PROVIDED RECORDS:
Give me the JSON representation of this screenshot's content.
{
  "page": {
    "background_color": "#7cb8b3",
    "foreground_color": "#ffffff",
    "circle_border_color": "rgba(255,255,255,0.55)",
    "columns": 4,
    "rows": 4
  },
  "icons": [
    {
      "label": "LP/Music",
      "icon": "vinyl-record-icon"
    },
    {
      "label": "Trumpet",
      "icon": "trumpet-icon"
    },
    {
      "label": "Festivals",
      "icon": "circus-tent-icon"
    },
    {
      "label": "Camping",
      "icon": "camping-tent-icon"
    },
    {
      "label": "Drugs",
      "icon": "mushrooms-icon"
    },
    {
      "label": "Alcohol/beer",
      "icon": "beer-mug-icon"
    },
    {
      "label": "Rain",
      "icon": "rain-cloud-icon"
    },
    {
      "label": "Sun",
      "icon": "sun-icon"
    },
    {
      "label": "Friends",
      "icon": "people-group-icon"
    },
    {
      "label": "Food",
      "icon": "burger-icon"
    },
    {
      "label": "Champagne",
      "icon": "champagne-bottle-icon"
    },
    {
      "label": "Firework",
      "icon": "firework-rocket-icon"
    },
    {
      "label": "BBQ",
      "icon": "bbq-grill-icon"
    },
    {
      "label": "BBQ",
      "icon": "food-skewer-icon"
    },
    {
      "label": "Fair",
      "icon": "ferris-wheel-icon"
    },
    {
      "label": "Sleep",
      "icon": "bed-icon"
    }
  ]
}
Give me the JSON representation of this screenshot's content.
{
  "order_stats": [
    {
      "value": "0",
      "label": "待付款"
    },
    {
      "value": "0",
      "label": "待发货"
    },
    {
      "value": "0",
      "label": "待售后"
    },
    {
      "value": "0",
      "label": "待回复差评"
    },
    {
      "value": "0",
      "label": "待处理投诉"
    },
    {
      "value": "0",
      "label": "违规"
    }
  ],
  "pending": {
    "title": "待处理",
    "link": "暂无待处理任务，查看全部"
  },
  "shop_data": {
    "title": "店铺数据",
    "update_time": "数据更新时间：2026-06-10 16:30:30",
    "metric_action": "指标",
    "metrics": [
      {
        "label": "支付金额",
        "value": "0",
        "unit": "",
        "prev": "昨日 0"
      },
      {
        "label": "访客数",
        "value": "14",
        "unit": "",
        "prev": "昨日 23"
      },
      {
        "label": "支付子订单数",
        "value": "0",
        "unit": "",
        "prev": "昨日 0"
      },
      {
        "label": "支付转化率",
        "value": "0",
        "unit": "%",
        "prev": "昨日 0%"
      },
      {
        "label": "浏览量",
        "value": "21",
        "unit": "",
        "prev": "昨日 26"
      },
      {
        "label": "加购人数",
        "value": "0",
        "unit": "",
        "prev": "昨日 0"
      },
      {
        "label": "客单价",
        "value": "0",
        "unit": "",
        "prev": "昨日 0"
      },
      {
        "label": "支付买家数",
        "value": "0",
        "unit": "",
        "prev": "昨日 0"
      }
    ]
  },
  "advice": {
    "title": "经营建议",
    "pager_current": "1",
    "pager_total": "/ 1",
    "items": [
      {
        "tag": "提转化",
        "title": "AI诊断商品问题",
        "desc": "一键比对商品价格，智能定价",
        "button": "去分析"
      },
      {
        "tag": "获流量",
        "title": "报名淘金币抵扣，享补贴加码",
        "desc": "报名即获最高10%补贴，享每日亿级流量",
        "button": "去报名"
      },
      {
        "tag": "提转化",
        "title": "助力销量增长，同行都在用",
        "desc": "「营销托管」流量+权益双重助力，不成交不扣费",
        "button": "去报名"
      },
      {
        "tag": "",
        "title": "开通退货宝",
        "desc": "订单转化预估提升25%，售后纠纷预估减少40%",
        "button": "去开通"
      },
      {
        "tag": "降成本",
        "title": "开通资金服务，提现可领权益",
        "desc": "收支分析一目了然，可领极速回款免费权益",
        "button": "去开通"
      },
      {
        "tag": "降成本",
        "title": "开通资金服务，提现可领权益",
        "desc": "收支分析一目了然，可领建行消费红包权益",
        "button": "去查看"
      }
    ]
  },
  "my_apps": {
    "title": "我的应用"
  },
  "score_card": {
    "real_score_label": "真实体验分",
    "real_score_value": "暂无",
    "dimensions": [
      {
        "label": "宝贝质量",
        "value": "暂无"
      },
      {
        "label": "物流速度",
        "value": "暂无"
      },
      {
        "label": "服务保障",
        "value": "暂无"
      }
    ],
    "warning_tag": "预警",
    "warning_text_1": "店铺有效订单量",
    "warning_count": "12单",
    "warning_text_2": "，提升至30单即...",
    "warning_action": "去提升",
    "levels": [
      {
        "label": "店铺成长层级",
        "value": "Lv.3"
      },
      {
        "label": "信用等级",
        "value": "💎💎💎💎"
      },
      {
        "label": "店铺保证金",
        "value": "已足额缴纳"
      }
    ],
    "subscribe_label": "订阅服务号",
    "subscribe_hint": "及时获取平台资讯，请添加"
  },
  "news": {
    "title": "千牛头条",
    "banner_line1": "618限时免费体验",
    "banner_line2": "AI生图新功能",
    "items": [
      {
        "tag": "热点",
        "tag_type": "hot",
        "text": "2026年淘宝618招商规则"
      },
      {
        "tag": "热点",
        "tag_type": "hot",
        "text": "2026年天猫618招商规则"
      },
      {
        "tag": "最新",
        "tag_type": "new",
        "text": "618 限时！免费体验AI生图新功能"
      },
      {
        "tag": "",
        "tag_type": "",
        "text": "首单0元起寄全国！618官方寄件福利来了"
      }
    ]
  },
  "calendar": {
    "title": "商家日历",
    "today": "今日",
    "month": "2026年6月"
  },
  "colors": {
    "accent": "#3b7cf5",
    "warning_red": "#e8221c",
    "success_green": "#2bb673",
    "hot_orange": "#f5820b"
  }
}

WHAT THE EXERCISE ASKS:
Retype the data in full and match it exactly.

RESULT OF THIS TASK:
Give me the JSON representation of this screenshot's content.
{
  "page": {
    "background_color": "#7cb8b3",
    "foreground_color": "#ffffff",
    "circle_border_color": "rgba(255,255,255,0.55)",
    "columns": 4,
    "rows": 4
  },
  "icons": [
    {
      "label": "LP/Music",
      "icon": "vinyl-record-icon"
    },
    {
      "label": "Trumpet",
      "icon": "trumpet-icon"
    },
    {
      "label": "Festivals",
      "icon": "circus-tent-icon"
    },
    {
      "label": "Camping",
      "icon": "camping-tent-icon"
    },
    {
      "label": "Drugs",
      "icon": "mushrooms-icon"
    },
    {
      "label": "Alcohol/beer",
      "icon": "beer-mug-icon"
    },
    {
      "label": "Rain",
      "icon": "rain-cloud-icon"
    },
    {
      "label": "Sun",
      "icon": "sun-icon"
    },
    {
      "label": "Friends",
      "icon": "people-group-icon"
    },
    {
      "label": "Food",
      "icon": "burger-icon"
    },
    {
      "label": "Champagne",
      "icon": "champagne-bottle-icon"
    },
    {
      "label": "Firework",
      "icon": "firework-rocket-icon"
    },
    {
      "label": "BBQ",
      "icon": "bbq-grill-icon"
    },
    {
      "label": "BBQ",
      "icon": "food-skewer-icon"
    },
    {
      "label": "Fair",
      "icon": "ferris-wheel-icon"
    },
    {
      "label": "Sleep",
      "icon": "bed-icon"
    }
  ]
}
Give me the JSON representation of this screenshot's content.
{
  "order_stats": [
    {
      "value": "0",
      "label": "待付款"
    },
    {
      "value": "0",
      "label": "待发货"
    },
    {
      "value": "0",
      "label": "待售后"
    },
    {
      "value": "0",
      "label": "待回复差评"
    },
    {
      "value": "0",
      "label": "待处理投诉"
    },
    {
      "value": "0",
      "label": "违规"
    }
  ],
  "pending": {
    "title": "待处理",
    "link": "暂无待处理任务，查看全部"
  },
  "shop_data": {
    "title": "店铺数据",
    "update_time": "数据更新时间：2026-06-10 16:30:30",
    "metric_action": "指标",
    "metrics": [
      {
        "label": "支付金额",
        "value": "0",
        "unit": "",
        "prev": "昨日 0"
      },
      {
        "label": "访客数",
        "value": "14",
        "unit": "",
        "prev": "昨日 23"
      },
      {
        "label": "支付子订单数",
        "value": "0",
        "unit": "",
        "prev": "昨日 0"
      },
      {
        "label": "支付转化率",
        "value": "0",
        "unit": "%",
        "prev": "昨日 0%"
      },
      {
        "label": "浏览量",
        "value": "21",
        "unit": "",
        "prev": "昨日 26"
      },
      {
        "label": "加购人数",
        "value": "0",
        "unit": "",
        "prev": "昨日 0"
      },
      {
        "label": "客单价",
        "value": "0",
        "unit": "",
        "prev": "昨日 0"
      },
      {
        "label": "支付买家数",
        "value": "0",
        "unit": "",
        "prev": "昨日 0"
      }
    ]
  },
  "advice": {
    "title": "经营建议",
    "pager_current": "1",
    "pager_total": "/ 1",
    "items": [
      {
        "tag": "提转化",
        "title": "AI诊断商品问题",
        "desc": "一键比对商品价格，智能定价",
        "button": "去分析"
      },
      {
        "tag": "获流量",
        "title": "报名淘金币抵扣，享补贴加码",
        "desc": "报名即获最高10%补贴，享每日亿级流量",
        "button": "去报名"
      },
      {
        "tag": "提转化",
        "title": "助力销量增长，同行都在用",
        "desc": "「营销托管」流量+权益双重助力，不成交不扣费",
        "button": "去报名"
      },
      {
        "tag": "",
        "title": "开通退货宝",
        "desc": "订单转化预估提升25%，售后纠纷预估减少40%",
        "button": "去开通"
      },
      {
        "tag": "降成本",
        "title": "开通资金服务，提现可领权益",
        "desc": "收支分析一目了然，可领极速回款免费权益",
        "button": "去开通"
      },
      {
        "tag": "降成本",
        "title": "开通资金服务，提现可领权益",
        "desc": "收支分析一目了然，可领建行消费红包权益",
        "button": "去查看"
      }
    ]
  },
  "my_apps": {
    "title": "我的应用"
  },
  "score_card": {
    "real_score_label": "真实体验分",
    "real_score_value": "暂无",
    "dimensions": [
      {
        "label": "宝贝质量",
        "value": "暂无"
      },
      {
        "label": "物流速度",
        "value": "暂无"
      },
      {
        "label": "服务保障",
        "value": "暂无"
      }
    ],
    "warning_tag": "预警",
    "warning_text_1": "店铺有效订单量",
    "warning_count": "12单",
    "warning_text_2": "，提升至30单即...",
    "warning_action": "去提升",
    "levels": [
      {
        "label": "店铺成长层级",
        "value": "Lv.3"
      },
      {
        "label": "信用等级",
        "value": "💎💎💎💎"
      },
      {
        "label": "店铺保证金",
        "value": "已足额缴纳"
      }
    ],
    "subscribe_label": "订阅服务号",
    "subscribe_hint": "及时获取平台资讯，请添加"
  },
  "news": {
    "title": "千牛头条",
    "banner_line1": "618限时免费体验",
    "banner_line2": "AI生图新功能",
    "items": [
      {
        "tag": "热点",
        "tag_type": "hot",
        "text": "2026年淘宝618招商规则"
      },
      {
        "tag": "热点",
        "tag_type": "hot",
        "text": "2026年天猫618招商规则"
      },
      {
        "tag": "最新",
        "tag_type": "new",
        "text": "618 限时！免费体验AI生图新功能"
      },
      {
        "tag": "",
        "tag_type": "",
        "text": "首单0元起寄全国！618官方寄件福利来了"
      }
    ]
  },
  "calendar": {
    "title": "商家日历",
    "today": "今日",
    "month": "2026年6月"
  },
  "colors": {
    "accent": "#3b7cf5",
    "warning_red": "#e8221c",
    "success_green": "#2bb673",
    "hot_orange": "#f5820b"
  }
}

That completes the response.